■ Text extract ■
----

According to the Financial Services Commission's (FSC) latest taskforce meeting, aimed at better responding to financial risks, the top financial regulator plans to adopt a new control measure against local banks, which will allow the FSC to ask banks to prepare "special" cash provisioning measures, in addition to their usual cash reserves.
Under financial authorities' tentative ideas on the adoption of such measures, the regulators are expected to hold the right to demand banks to strengthen reserves, after reviewing each bank's annual reports on cash reserves. When financial authorities deem banks' reserves are not at a sufficient level compared to the lenders' expected losses, regulators could invoke the right to urge banks to increase reserves, on top of their usual cash reserves.
The move represents the FSC's efforts to prevent financial risks in the market from spreading into threats to local banks. However, stock analysts warn that applying such measures could hamper listed banks from boosting dividend payouts.
"Although the measure's introduction is not yet definitively decided, it is expected that the FSC's new right could lead local banks to accumulate massive amounts of cash reserves," Hana Securities said in a recent report.
The report also pointed out that if the level of bank reserves increases to that of major U.S. banks, the total amount held by local commercial banks could exceed one trillion won ($718 million).
While some argue that banks' dividend per share (DPS) value won't be hurt by financial regulators' expanded right to ask for the special cash reserves, market analysts forecast that the FSC's choice to enact the measure would lower bank stocks' DPS.

----

■ Available data ■
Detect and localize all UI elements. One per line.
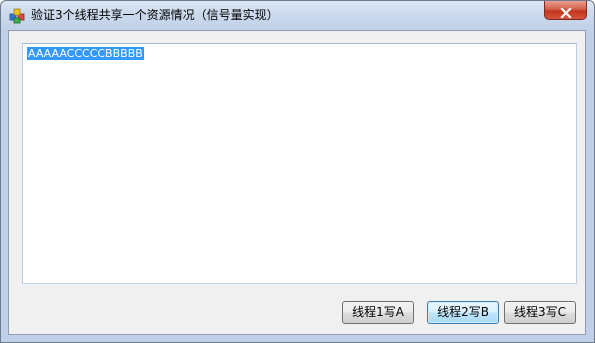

----

■ Task requirements ■
1. What names does the article on bank reserves use for the regulators?
2. Copy word for word the passage of the article on bank reserves that opens with the words containing "Under financial authorities'" and closes with "boosting dividend payouts.".
The material comes from a different source than the article on bank reserves.

■ Task responses ■
1.
- Financial Services Commission (FSC)
- the top financial regulator
- financial authorities
- regulators
- financial regulators

2.
Under financial authorities' tentative ideas on the adoption of such measures, the regulators are expected to hold the right to demand banks to strengthen reserves, after reviewing each bank's annual reports on cash reserves. When financial authorities deem banks' reserves are not at a sufficient level compared to the lenders' expected losses, regulators could invoke the right to urge banks to increase reserves, on top of their usual cash reserves.
The move represents the FSC's efforts to prevent financial risks in the market from spreading into threats to local banks. However, stock analysts warn that applying such measures could hamper listed banks from boosting dividend payouts.